Your goal
Identify each line below containing the string "caption" and copy it.

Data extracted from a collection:

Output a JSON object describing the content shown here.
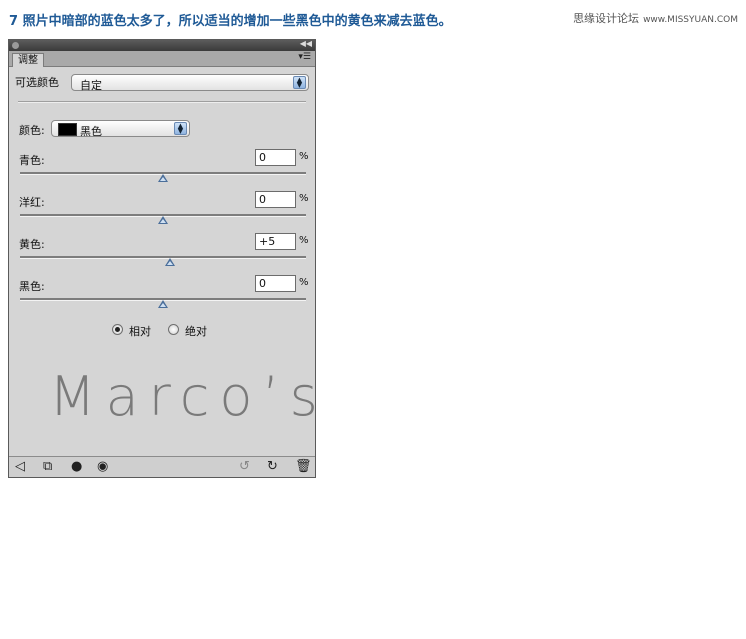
{
  "caption": "7  照片中暗部的蓝色太多了，所以适当的增加一些黑色中的黄色来减去蓝色。",
  "site": {
    "name": "思缘设计论坛",
    "url": "www.MISSYUAN.COM"
  },
  "panel": {
    "tab_label": "调整",
    "preset_label": "可选颜色",
    "preset_value": "自定",
    "colors_label": "颜色:",
    "colors_value": "黑色",
    "swatch_color": "#000000",
    "sliders": [
      {
        "label": "青色:",
        "value": "0",
        "unit": "%",
        "level": 0
      },
      {
        "label": "洋红:",
        "value": "0",
        "unit": "%",
        "level": 0
      },
      {
        "label": "黄色:",
        "value": "+5",
        "unit": "%",
        "level": 5
      },
      {
        "label": "黑色:",
        "value": "0",
        "unit": "%",
        "level": 0
      }
    ],
    "method": {
      "relative_label": "相对",
      "absolute_label": "绝对",
      "selected": "relative"
    },
    "watermark": "Marco’s"
  },
  "icons": {
    "footer_left": [
      "back-arrow-icon",
      "clip-layer-icon",
      "visibility-layer-icon",
      "eye-icon"
    ],
    "footer_right": [
      "view-previous-icon",
      "reset-icon",
      "trash-icon"
    ]
  },
  "colors": {
    "caption": "#1f5a96",
    "slider_thumb": "#4a6e9a"
  }
}
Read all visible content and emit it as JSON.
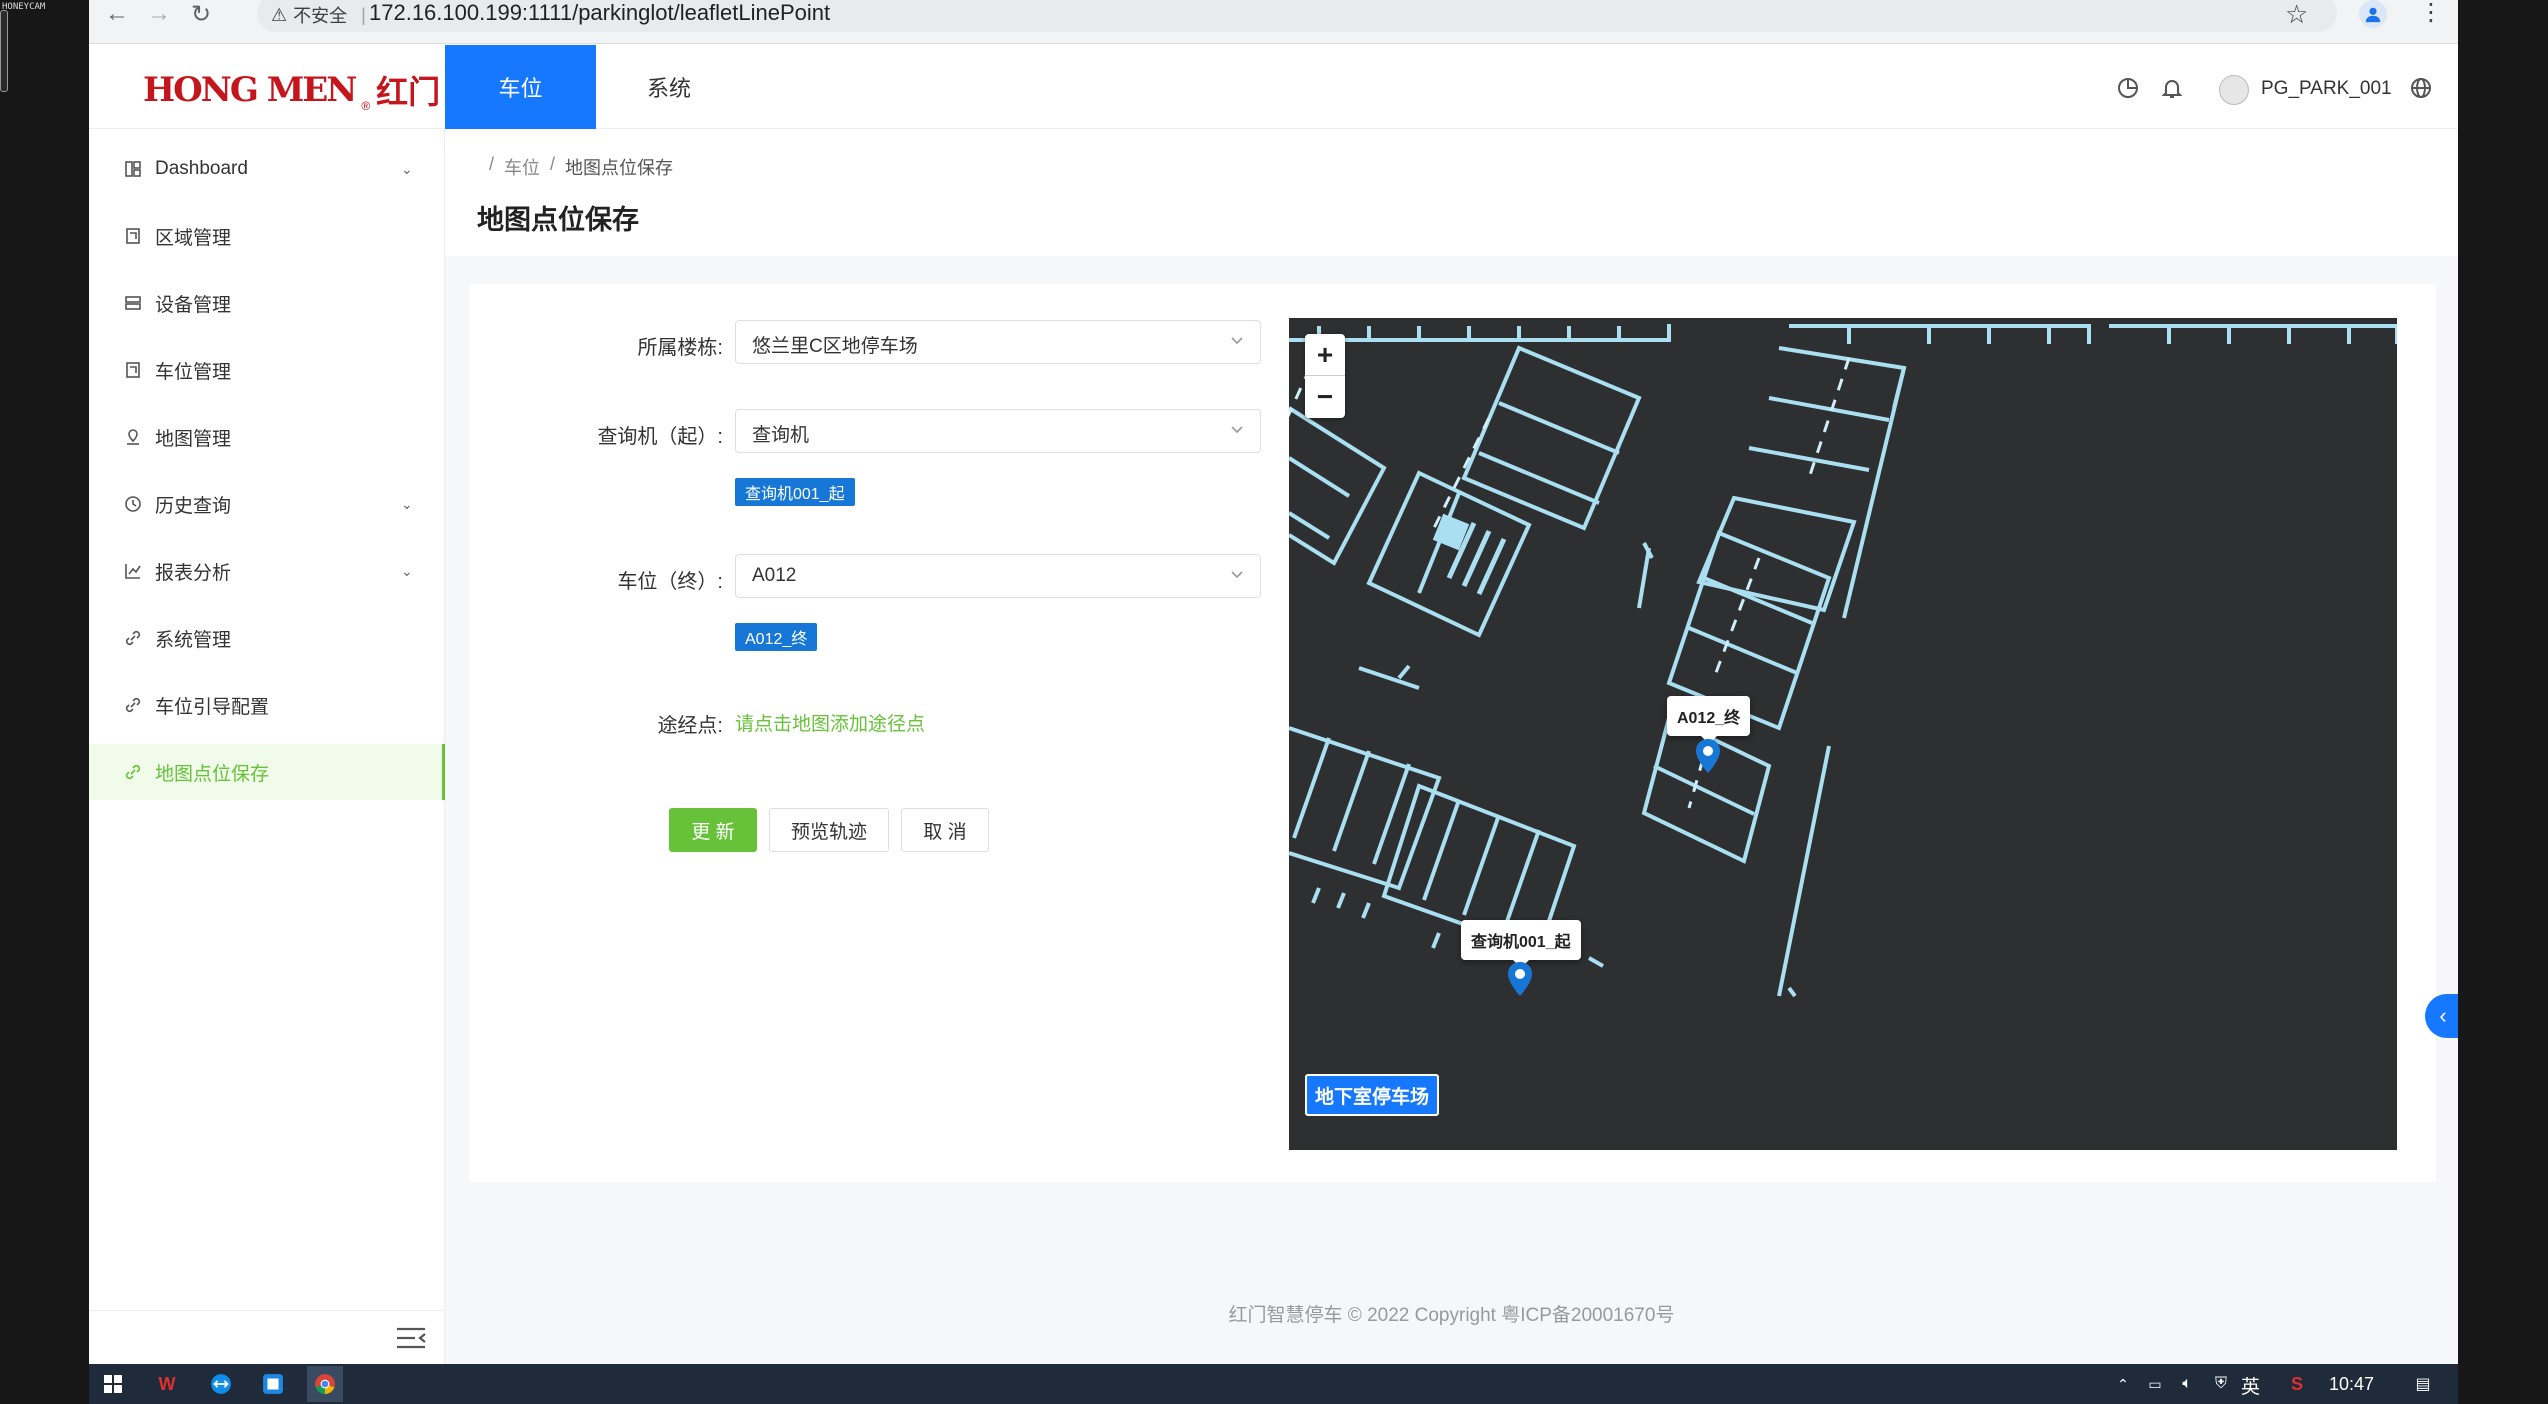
{
  "watermark": "HONEYCAM",
  "browser": {
    "insecure_label": "不安全",
    "url": "172.16.100.199:1111/parkinglot/leafletLinePoint"
  },
  "header": {
    "logo_text": "HONG MEN",
    "logo_cn": "红门",
    "logo_reg": "®",
    "tabs": [
      {
        "label": "车位",
        "active": true
      },
      {
        "label": "系统",
        "active": false
      }
    ],
    "user_name": "PG_PARK_001"
  },
  "sidebar": {
    "items": [
      {
        "label": "Dashboard",
        "icon": "dashboard-icon",
        "has_arrow": true
      },
      {
        "label": "区域管理",
        "icon": "area-icon",
        "has_arrow": false
      },
      {
        "label": "设备管理",
        "icon": "server-icon",
        "has_arrow": false
      },
      {
        "label": "车位管理",
        "icon": "space-icon",
        "has_arrow": false
      },
      {
        "label": "地图管理",
        "icon": "map-icon",
        "has_arrow": false
      },
      {
        "label": "历史查询",
        "icon": "clock-icon",
        "has_arrow": true
      },
      {
        "label": "报表分析",
        "icon": "chart-icon",
        "has_arrow": true
      },
      {
        "label": "系统管理",
        "icon": "link-icon",
        "has_arrow": false
      },
      {
        "label": "车位引导配置",
        "icon": "link-icon",
        "has_arrow": false
      },
      {
        "label": "地图点位保存",
        "icon": "link-icon",
        "has_arrow": false,
        "active": true
      }
    ]
  },
  "breadcrumb": {
    "sep": "/",
    "parent": "车位",
    "current": "地图点位保存"
  },
  "page_title": "地图点位保存",
  "form": {
    "building_label": "所属楼栋:",
    "building_value": "悠兰里C区地停车场",
    "start_label": "查询机（起）:",
    "start_value": "查询机",
    "start_tag": "查询机001_起",
    "end_label": "车位（终）:",
    "end_value": "A012",
    "end_tag": "A012_终",
    "via_label": "途经点:",
    "via_hint": "请点击地图添加途径点",
    "btn_update": "更 新",
    "btn_preview": "预览轨迹",
    "btn_cancel": "取 消"
  },
  "map": {
    "zoom_in": "+",
    "zoom_out": "−",
    "layer_label": "地下室停车场",
    "marker_end": "A012_终",
    "marker_start": "查询机001_起"
  },
  "footer": "红门智慧停车 © 2022 Copyright 粤ICP备20001670号",
  "taskbar": {
    "ime": "英",
    "clock": "10:47"
  },
  "colors": {
    "primary": "#1677ff",
    "accent_green": "#67c23a",
    "brand_red": "#c4161c",
    "map_bg": "#2d2f31",
    "map_lines": "#a9dff0"
  }
}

Full response
  "caption": "7  照片中暗部的蓝色太多了，所以适当的增加一些黑色中的黄色来减去蓝色。",
    "caption": "#1f5a96",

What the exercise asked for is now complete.